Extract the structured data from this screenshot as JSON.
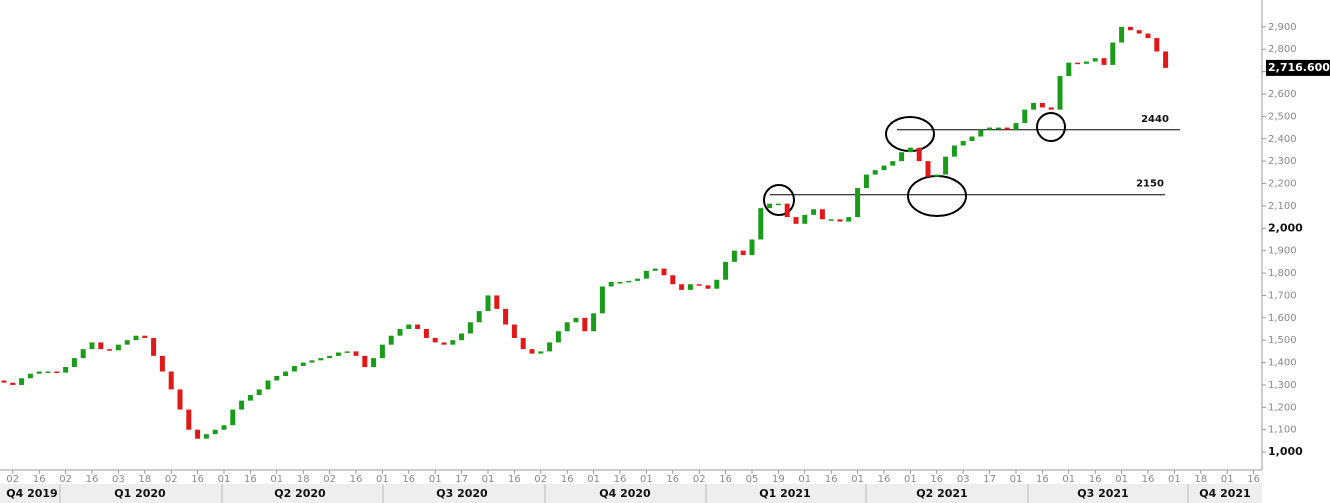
{
  "chart_data": {
    "type": "candlestick",
    "categories": [
      null,
      "02",
      null,
      null,
      "16",
      null,
      null,
      "02",
      null,
      null,
      "16",
      null,
      null,
      "03",
      null,
      null,
      "18",
      null,
      null,
      "02",
      null,
      null,
      "16",
      null,
      null,
      "01",
      null,
      null,
      "16",
      null,
      null,
      "01",
      null,
      null,
      "18",
      null,
      null,
      "02",
      null,
      null,
      "16",
      null,
      null,
      "01",
      null,
      null,
      "16",
      null,
      null,
      "01",
      null,
      null,
      "17",
      null,
      null,
      "01",
      null,
      null,
      "16",
      null,
      null,
      "02",
      null,
      null,
      "16",
      null,
      null,
      "01",
      null,
      null,
      "16",
      null,
      null,
      "01",
      null,
      null,
      "16",
      null,
      null,
      "02",
      null,
      null,
      "16",
      null,
      null,
      "05",
      null,
      null,
      "19",
      null,
      null,
      "01",
      null,
      null,
      "16",
      null,
      null,
      "01",
      null,
      null,
      "16",
      null,
      null,
      "01",
      null,
      null,
      "16",
      null,
      null,
      "03",
      null,
      null,
      "17",
      null,
      null,
      "01",
      null,
      null,
      "16",
      null,
      null,
      "01",
      null,
      null,
      "16",
      null,
      null,
      "01",
      null,
      null,
      "16",
      null,
      null,
      "01",
      null,
      null,
      "18",
      null,
      null,
      "01",
      null,
      null,
      "16",
      null
    ],
    "open": [
      1320,
      1310,
      1300,
      1330,
      1350,
      1360,
      1360,
      1355,
      1380,
      1420,
      1460,
      1490,
      1460,
      1455,
      1480,
      1500,
      1520,
      1510,
      1430,
      1360,
      1280,
      1190,
      1100,
      1060,
      1080,
      1100,
      1120,
      1190,
      1230,
      1255,
      1280,
      1320,
      1340,
      1360,
      1385,
      1400,
      1410,
      1420,
      1430,
      1445,
      1450,
      1430,
      1380,
      1420,
      1480,
      1520,
      1550,
      1570,
      1550,
      1510,
      1490,
      1480,
      1500,
      1530,
      1580,
      1630,
      1700,
      1640,
      1570,
      1510,
      1460,
      1440,
      1450,
      1490,
      1540,
      1580,
      1600,
      1540,
      1620,
      1740,
      1760,
      1760,
      1765,
      1775,
      1810,
      1820,
      1790,
      1750,
      1725,
      1750,
      1745,
      1730,
      1770,
      1850,
      1900,
      1880,
      1950,
      2090,
      2110,
      2110,
      2050,
      2020,
      2060,
      2085,
      2040,
      2040,
      2030,
      2050,
      2180,
      2240,
      2260,
      2280,
      2300,
      2340,
      2360,
      2300,
      2230,
      2240,
      2320,
      2370,
      2390,
      2410,
      2440,
      2450,
      2450,
      2440,
      2470,
      2530,
      2560,
      2540,
      2530,
      2680,
      2740,
      2735,
      2745,
      2760,
      2730,
      2830,
      2900,
      2885,
      2870,
      2850,
      2790,
      null,
      null,
      null,
      null,
      null,
      null,
      null,
      null,
      null,
      null,
      null
    ],
    "close": [
      1310,
      1300,
      1330,
      1350,
      1360,
      1360,
      1355,
      1380,
      1420,
      1460,
      1490,
      1460,
      1455,
      1480,
      1500,
      1520,
      1510,
      1430,
      1360,
      1280,
      1190,
      1100,
      1060,
      1080,
      1100,
      1120,
      1190,
      1230,
      1255,
      1280,
      1320,
      1340,
      1360,
      1385,
      1400,
      1410,
      1420,
      1430,
      1445,
      1450,
      1430,
      1380,
      1420,
      1480,
      1520,
      1550,
      1570,
      1550,
      1510,
      1490,
      1480,
      1500,
      1530,
      1580,
      1630,
      1700,
      1640,
      1570,
      1510,
      1460,
      1440,
      1450,
      1490,
      1540,
      1580,
      1600,
      1540,
      1620,
      1740,
      1760,
      1760,
      1765,
      1775,
      1810,
      1820,
      1790,
      1750,
      1725,
      1750,
      1745,
      1730,
      1770,
      1850,
      1900,
      1880,
      1950,
      2090,
      2110,
      2110,
      2050,
      2020,
      2060,
      2085,
      2040,
      2040,
      2030,
      2050,
      2180,
      2240,
      2260,
      2280,
      2300,
      2340,
      2360,
      2300,
      2230,
      2240,
      2320,
      2370,
      2390,
      2410,
      2440,
      2450,
      2450,
      2440,
      2470,
      2530,
      2560,
      2540,
      2530,
      2680,
      2740,
      2735,
      2745,
      2760,
      2730,
      2830,
      2900,
      2885,
      2870,
      2850,
      2790,
      2716.6,
      null,
      null,
      null,
      null,
      null,
      null,
      null,
      null,
      null,
      null,
      null
    ],
    "up_color": "#1a9c1a",
    "down_color": "#e01818",
    "ylim": [
      920,
      3020
    ],
    "yticks": [
      {
        "value": 1000,
        "label": "1,000"
      },
      {
        "value": 1100,
        "label": "1,100"
      },
      {
        "value": 1200,
        "label": "1,200"
      },
      {
        "value": 1300,
        "label": "1,300"
      },
      {
        "value": 1400,
        "label": "1,400"
      },
      {
        "value": 1500,
        "label": "1,500"
      },
      {
        "value": 1600,
        "label": "1,600"
      },
      {
        "value": 1700,
        "label": "1,700"
      },
      {
        "value": 1800,
        "label": "1,800"
      },
      {
        "value": 1900,
        "label": "1,900"
      },
      {
        "value": 2000,
        "label": "2,000"
      },
      {
        "value": 2100,
        "label": "2,100"
      },
      {
        "value": 2200,
        "label": "2,200"
      },
      {
        "value": 2300,
        "label": "2,300"
      },
      {
        "value": 2400,
        "label": "2,400"
      },
      {
        "value": 2500,
        "label": "2,500"
      },
      {
        "value": 2600,
        "label": "2,600"
      },
      {
        "value": 2700,
        "label": "2,700"
      },
      {
        "value": 2800,
        "label": "2,800"
      },
      {
        "value": 2900,
        "label": "2,900"
      }
    ],
    "last_price": {
      "value": 2716.6,
      "label": "2,716.6000"
    },
    "levels": [
      2440,
      2150
    ],
    "quarter_labels": [
      "Q4 2019",
      "Q1 2020",
      "Q2 2020",
      "Q3 2020",
      "Q4 2020",
      "Q1 2021",
      "Q2 2021",
      "Q3 2021",
      "Q4 2021"
    ]
  }
}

Exercise: Can you restate all the records above word for word while dropping the pictures?

Response:
Extract the structured data from this screenshot as JSON.
{
  "chart_data": {
    "type": "candlestick",
    "categories": [
      null,
      "02",
      null,
      null,
      "16",
      null,
      null,
      "02",
      null,
      null,
      "16",
      null,
      null,
      "03",
      null,
      null,
      "18",
      null,
      null,
      "02",
      null,
      null,
      "16",
      null,
      null,
      "01",
      null,
      null,
      "16",
      null,
      null,
      "01",
      null,
      null,
      "18",
      null,
      null,
      "02",
      null,
      null,
      "16",
      null,
      null,
      "01",
      null,
      null,
      "16",
      null,
      null,
      "01",
      null,
      null,
      "17",
      null,
      null,
      "01",
      null,
      null,
      "16",
      null,
      null,
      "02",
      null,
      null,
      "16",
      null,
      null,
      "01",
      null,
      null,
      "16",
      null,
      null,
      "01",
      null,
      null,
      "16",
      null,
      null,
      "02",
      null,
      null,
      "16",
      null,
      null,
      "05",
      null,
      null,
      "19",
      null,
      null,
      "01",
      null,
      null,
      "16",
      null,
      null,
      "01",
      null,
      null,
      "16",
      null,
      null,
      "01",
      null,
      null,
      "16",
      null,
      null,
      "03",
      null,
      null,
      "17",
      null,
      null,
      "01",
      null,
      null,
      "16",
      null,
      null,
      "01",
      null,
      null,
      "16",
      null,
      null,
      "01",
      null,
      null,
      "16",
      null,
      null,
      "01",
      null,
      null,
      "18",
      null,
      null,
      "01",
      null,
      null,
      "16",
      null
    ],
    "open": [
      1320,
      1310,
      1300,
      1330,
      1350,
      1360,
      1360,
      1355,
      1380,
      1420,
      1460,
      1490,
      1460,
      1455,
      1480,
      1500,
      1520,
      1510,
      1430,
      1360,
      1280,
      1190,
      1100,
      1060,
      1080,
      1100,
      1120,
      1190,
      1230,
      1255,
      1280,
      1320,
      1340,
      1360,
      1385,
      1400,
      1410,
      1420,
      1430,
      1445,
      1450,
      1430,
      1380,
      1420,
      1480,
      1520,
      1550,
      1570,
      1550,
      1510,
      1490,
      1480,
      1500,
      1530,
      1580,
      1630,
      1700,
      1640,
      1570,
      1510,
      1460,
      1440,
      1450,
      1490,
      1540,
      1580,
      1600,
      1540,
      1620,
      1740,
      1760,
      1760,
      1765,
      1775,
      1810,
      1820,
      1790,
      1750,
      1725,
      1750,
      1745,
      1730,
      1770,
      1850,
      1900,
      1880,
      1950,
      2090,
      2110,
      2110,
      2050,
      2020,
      2060,
      2085,
      2040,
      2040,
      2030,
      2050,
      2180,
      2240,
      2260,
      2280,
      2300,
      2340,
      2360,
      2300,
      2230,
      2240,
      2320,
      2370,
      2390,
      2410,
      2440,
      2450,
      2450,
      2440,
      2470,
      2530,
      2560,
      2540,
      2530,
      2680,
      2740,
      2735,
      2745,
      2760,
      2730,
      2830,
      2900,
      2885,
      2870,
      2850,
      2790,
      null,
      null,
      null,
      null,
      null,
      null,
      null,
      null,
      null,
      null,
      null
    ],
    "close": [
      1310,
      1300,
      1330,
      1350,
      1360,
      1360,
      1355,
      1380,
      1420,
      1460,
      1490,
      1460,
      1455,
      1480,
      1500,
      1520,
      1510,
      1430,
      1360,
      1280,
      1190,
      1100,
      1060,
      1080,
      1100,
      1120,
      1190,
      1230,
      1255,
      1280,
      1320,
      1340,
      1360,
      1385,
      1400,
      1410,
      1420,
      1430,
      1445,
      1450,
      1430,
      1380,
      1420,
      1480,
      1520,
      1550,
      1570,
      1550,
      1510,
      1490,
      1480,
      1500,
      1530,
      1580,
      1630,
      1700,
      1640,
      1570,
      1510,
      1460,
      1440,
      1450,
      1490,
      1540,
      1580,
      1600,
      1540,
      1620,
      1740,
      1760,
      1760,
      1765,
      1775,
      1810,
      1820,
      1790,
      1750,
      1725,
      1750,
      1745,
      1730,
      1770,
      1850,
      1900,
      1880,
      1950,
      2090,
      2110,
      2110,
      2050,
      2020,
      2060,
      2085,
      2040,
      2040,
      2030,
      2050,
      2180,
      2240,
      2260,
      2280,
      2300,
      2340,
      2360,
      2300,
      2230,
      2240,
      2320,
      2370,
      2390,
      2410,
      2440,
      2450,
      2450,
      2440,
      2470,
      2530,
      2560,
      2540,
      2530,
      2680,
      2740,
      2735,
      2745,
      2760,
      2730,
      2830,
      2900,
      2885,
      2870,
      2850,
      2790,
      2716.6,
      null,
      null,
      null,
      null,
      null,
      null,
      null,
      null,
      null,
      null,
      null
    ],
    "up_color": "#1a9c1a",
    "down_color": "#e01818",
    "ylim": [
      920,
      3020
    ],
    "yticks": [
      {
        "value": 1000,
        "label": "1,000"
      },
      {
        "value": 1100,
        "label": "1,100"
      },
      {
        "value": 1200,
        "label": "1,200"
      },
      {
        "value": 1300,
        "label": "1,300"
      },
      {
        "value": 1400,
        "label": "1,400"
      },
      {
        "value": 1500,
        "label": "1,500"
      },
      {
        "value": 1600,
        "label": "1,600"
      },
      {
        "value": 1700,
        "label": "1,700"
      },
      {
        "value": 1800,
        "label": "1,800"
      },
      {
        "value": 1900,
        "label": "1,900"
      },
      {
        "value": 2000,
        "label": "2,000"
      },
      {
        "value": 2100,
        "label": "2,100"
      },
      {
        "value": 2200,
        "label": "2,200"
      },
      {
        "value": 2300,
        "label": "2,300"
      },
      {
        "value": 2400,
        "label": "2,400"
      },
      {
        "value": 2500,
        "label": "2,500"
      },
      {
        "value": 2600,
        "label": "2,600"
      },
      {
        "value": 2700,
        "label": "2,700"
      },
      {
        "value": 2800,
        "label": "2,800"
      },
      {
        "value": 2900,
        "label": "2,900"
      }
    ],
    "last_price": {
      "value": 2716.6,
      "label": "2,716.6000"
    },
    "levels": [
      2440,
      2150
    ],
    "quarter_labels": [
      "Q4 2019",
      "Q1 2020",
      "Q2 2020",
      "Q3 2020",
      "Q4 2020",
      "Q1 2021",
      "Q2 2021",
      "Q3 2021",
      "Q4 2021"
    ]
  }
}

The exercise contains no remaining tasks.